__TASK TO COMPLETE__. From the entries below, tally how many lines contain "Сколотни" and report only that figure.

__ENTRIES SUPPLIED__.
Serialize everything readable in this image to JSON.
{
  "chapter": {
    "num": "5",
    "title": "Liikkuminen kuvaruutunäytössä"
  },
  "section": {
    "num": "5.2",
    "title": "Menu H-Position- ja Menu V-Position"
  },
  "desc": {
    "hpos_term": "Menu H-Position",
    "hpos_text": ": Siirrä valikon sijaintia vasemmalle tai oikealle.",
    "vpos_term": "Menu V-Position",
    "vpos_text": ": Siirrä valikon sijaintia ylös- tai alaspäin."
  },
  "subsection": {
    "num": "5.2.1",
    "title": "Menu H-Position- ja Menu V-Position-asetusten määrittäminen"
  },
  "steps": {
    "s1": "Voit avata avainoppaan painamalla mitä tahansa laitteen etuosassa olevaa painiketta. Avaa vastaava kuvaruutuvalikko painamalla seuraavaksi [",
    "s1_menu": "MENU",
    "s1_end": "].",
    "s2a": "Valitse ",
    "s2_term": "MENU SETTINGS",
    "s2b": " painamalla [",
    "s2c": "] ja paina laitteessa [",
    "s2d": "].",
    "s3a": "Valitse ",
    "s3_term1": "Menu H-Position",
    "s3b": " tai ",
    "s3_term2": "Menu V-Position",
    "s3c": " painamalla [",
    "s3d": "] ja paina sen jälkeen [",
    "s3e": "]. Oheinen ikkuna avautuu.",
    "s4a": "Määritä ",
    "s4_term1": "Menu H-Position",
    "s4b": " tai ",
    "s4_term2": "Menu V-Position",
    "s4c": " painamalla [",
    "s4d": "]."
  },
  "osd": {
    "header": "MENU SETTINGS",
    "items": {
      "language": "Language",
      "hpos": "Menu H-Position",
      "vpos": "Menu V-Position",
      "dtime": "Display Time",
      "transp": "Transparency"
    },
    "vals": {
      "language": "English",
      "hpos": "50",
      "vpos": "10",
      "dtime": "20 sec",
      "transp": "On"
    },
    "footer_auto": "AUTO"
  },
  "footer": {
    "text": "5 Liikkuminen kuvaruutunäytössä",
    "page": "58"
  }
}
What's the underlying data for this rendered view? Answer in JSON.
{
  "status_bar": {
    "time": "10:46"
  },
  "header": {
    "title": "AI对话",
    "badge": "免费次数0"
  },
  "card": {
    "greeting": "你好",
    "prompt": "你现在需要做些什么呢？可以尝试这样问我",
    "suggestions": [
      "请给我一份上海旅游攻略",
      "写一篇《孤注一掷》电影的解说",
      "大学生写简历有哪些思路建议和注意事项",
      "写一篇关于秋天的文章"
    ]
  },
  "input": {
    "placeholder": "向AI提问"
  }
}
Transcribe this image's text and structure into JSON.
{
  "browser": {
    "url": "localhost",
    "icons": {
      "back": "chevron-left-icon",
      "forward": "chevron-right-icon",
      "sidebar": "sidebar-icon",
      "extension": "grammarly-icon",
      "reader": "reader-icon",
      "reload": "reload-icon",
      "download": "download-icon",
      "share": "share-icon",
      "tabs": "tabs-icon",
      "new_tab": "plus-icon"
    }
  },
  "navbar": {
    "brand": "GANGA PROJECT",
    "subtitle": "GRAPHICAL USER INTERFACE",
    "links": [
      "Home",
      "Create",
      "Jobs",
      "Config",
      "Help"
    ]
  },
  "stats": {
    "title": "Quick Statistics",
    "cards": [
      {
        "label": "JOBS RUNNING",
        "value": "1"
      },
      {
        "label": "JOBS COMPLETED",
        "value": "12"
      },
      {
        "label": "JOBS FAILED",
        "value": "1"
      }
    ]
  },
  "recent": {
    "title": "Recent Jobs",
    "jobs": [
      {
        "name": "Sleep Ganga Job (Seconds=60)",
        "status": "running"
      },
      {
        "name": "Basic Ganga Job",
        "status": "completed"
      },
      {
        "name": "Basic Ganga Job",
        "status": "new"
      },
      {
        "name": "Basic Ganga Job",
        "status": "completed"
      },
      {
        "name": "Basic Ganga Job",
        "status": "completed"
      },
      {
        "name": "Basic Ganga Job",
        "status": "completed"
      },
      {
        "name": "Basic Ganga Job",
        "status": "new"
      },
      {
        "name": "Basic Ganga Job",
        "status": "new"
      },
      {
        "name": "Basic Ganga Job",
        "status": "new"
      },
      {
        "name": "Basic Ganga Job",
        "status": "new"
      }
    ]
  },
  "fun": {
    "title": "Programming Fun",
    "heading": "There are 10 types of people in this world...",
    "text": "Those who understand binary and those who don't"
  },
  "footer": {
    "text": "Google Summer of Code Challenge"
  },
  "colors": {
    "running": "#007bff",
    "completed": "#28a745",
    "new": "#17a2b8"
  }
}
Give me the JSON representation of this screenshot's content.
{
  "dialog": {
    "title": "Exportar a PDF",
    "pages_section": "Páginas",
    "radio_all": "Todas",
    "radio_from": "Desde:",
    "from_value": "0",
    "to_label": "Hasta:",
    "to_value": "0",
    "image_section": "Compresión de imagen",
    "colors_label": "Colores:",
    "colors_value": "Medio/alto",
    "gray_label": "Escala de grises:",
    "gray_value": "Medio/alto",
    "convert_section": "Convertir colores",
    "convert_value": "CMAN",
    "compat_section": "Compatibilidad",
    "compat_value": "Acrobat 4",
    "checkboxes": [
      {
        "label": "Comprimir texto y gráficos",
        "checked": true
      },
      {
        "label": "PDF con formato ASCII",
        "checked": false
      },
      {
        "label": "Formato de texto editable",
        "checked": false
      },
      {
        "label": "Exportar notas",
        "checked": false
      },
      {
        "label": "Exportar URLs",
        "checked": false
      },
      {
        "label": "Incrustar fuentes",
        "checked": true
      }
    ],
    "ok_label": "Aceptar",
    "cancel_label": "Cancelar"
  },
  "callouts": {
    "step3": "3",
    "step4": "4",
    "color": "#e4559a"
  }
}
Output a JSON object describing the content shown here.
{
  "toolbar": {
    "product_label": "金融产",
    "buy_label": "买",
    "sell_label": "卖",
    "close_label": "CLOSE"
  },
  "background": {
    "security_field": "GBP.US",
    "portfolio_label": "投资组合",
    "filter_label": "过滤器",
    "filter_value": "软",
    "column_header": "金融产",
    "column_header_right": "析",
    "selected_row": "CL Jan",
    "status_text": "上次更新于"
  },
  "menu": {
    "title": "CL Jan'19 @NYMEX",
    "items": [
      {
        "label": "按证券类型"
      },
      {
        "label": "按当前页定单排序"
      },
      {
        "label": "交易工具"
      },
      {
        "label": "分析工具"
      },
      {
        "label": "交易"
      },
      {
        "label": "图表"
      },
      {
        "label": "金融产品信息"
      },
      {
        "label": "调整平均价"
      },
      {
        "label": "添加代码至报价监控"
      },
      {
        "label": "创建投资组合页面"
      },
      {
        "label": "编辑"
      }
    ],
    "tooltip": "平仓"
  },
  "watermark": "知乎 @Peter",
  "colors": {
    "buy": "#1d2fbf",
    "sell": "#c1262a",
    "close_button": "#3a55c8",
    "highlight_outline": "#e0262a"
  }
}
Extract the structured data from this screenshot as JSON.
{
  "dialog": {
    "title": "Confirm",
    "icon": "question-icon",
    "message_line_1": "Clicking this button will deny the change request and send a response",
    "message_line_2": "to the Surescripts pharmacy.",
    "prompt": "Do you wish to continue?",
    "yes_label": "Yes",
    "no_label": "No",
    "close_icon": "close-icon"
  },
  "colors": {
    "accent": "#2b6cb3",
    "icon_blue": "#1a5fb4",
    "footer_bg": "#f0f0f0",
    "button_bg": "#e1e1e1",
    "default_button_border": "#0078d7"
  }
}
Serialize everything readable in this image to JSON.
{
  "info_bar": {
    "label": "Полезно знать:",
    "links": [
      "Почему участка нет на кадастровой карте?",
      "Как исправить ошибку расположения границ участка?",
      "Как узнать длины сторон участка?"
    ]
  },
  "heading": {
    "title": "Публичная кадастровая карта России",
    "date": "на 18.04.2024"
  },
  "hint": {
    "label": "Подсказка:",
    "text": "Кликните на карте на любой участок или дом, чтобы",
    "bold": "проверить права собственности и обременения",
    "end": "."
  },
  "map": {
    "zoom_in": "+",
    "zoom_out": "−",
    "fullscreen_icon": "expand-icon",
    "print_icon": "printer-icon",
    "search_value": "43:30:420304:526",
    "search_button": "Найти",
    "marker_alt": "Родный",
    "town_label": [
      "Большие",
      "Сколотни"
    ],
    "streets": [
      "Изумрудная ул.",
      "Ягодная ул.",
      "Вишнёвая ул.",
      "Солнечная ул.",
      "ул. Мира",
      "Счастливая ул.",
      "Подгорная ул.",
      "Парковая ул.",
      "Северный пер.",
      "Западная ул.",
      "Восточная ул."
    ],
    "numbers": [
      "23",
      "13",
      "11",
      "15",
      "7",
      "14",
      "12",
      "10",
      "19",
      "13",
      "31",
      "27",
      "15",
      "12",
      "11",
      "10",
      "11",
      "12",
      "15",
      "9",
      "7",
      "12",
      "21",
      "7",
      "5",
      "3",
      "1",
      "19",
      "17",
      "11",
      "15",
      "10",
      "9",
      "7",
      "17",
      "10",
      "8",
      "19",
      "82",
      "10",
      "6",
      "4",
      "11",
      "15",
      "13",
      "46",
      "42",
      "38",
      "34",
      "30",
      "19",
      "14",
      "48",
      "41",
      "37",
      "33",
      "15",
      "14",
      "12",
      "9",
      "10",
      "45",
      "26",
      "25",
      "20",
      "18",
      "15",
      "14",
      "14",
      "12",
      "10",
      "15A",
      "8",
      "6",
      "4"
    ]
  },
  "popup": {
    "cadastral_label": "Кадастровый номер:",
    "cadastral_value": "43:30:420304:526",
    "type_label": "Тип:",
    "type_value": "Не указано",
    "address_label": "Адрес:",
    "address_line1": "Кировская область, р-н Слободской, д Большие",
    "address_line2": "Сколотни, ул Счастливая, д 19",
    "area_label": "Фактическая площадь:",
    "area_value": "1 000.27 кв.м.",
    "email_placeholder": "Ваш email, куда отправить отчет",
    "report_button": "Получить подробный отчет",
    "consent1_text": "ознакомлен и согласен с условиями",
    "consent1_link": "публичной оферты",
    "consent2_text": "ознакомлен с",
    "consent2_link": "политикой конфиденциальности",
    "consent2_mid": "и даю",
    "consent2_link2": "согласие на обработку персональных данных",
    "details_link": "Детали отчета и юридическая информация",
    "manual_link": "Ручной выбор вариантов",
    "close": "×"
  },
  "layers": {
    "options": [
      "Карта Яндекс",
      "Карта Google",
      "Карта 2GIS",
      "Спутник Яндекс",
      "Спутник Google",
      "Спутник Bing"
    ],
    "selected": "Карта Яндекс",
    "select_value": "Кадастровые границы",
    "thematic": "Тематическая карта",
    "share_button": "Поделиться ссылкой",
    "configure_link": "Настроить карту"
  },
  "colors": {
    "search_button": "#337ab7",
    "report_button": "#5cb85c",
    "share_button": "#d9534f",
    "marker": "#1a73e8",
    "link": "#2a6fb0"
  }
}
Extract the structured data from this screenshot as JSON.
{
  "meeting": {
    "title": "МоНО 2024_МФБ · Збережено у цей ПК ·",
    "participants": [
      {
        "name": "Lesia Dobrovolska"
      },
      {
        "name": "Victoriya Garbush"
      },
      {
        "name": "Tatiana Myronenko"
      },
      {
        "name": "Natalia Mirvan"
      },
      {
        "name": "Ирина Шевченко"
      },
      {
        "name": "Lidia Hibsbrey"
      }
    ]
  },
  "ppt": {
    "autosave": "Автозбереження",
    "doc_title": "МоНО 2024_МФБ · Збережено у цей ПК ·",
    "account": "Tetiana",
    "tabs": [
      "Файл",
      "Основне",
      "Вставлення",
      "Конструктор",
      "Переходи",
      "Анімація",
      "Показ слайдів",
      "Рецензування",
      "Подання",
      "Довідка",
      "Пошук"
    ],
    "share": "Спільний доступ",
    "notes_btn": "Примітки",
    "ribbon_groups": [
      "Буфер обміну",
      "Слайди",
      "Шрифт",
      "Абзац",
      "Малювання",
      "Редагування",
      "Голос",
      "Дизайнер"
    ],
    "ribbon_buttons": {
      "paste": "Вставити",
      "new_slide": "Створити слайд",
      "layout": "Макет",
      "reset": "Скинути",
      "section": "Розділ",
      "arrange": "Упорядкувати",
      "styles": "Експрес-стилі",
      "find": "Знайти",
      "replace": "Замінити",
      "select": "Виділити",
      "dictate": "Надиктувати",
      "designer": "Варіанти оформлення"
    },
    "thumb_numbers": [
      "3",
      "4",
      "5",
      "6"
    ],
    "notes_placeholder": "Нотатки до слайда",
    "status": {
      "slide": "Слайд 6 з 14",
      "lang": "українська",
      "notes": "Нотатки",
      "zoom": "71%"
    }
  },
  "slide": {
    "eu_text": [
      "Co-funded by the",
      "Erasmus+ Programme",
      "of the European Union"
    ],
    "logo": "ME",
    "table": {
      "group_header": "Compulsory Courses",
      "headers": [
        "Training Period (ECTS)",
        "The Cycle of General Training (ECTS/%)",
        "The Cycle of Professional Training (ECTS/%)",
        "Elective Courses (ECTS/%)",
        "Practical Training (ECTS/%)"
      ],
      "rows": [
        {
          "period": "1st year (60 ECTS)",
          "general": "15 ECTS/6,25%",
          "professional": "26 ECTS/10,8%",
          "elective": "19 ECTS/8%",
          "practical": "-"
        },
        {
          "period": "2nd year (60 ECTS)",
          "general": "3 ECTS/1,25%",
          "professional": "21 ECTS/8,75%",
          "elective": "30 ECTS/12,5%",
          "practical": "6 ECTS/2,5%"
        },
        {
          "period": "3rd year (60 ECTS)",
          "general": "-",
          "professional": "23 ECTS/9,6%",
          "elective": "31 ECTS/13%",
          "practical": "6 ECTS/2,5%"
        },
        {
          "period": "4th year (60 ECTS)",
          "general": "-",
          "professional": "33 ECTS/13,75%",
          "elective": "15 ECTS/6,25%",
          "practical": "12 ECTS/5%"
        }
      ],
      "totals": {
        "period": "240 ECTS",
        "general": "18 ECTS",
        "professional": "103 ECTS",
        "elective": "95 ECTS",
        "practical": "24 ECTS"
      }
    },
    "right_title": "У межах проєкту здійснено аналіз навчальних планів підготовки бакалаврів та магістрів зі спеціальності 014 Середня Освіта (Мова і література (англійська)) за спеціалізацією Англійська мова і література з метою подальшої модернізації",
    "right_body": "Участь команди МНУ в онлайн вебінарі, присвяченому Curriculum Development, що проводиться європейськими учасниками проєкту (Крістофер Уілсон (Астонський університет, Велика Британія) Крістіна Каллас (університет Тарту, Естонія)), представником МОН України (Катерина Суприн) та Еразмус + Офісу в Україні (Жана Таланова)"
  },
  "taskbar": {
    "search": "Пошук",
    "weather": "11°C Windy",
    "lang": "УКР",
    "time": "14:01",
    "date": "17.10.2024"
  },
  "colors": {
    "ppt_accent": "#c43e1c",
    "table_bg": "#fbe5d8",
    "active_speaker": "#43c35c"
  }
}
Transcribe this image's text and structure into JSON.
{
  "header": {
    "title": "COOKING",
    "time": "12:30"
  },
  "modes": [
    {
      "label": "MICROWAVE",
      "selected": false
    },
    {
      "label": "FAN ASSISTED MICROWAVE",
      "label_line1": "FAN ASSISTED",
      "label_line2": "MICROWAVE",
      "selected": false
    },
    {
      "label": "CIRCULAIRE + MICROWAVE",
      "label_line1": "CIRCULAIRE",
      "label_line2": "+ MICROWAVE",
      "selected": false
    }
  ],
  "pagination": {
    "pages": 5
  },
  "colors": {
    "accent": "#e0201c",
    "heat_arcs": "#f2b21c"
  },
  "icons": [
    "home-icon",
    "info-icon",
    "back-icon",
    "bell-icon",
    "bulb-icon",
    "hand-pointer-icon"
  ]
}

__FINISHED ANSWER__. 2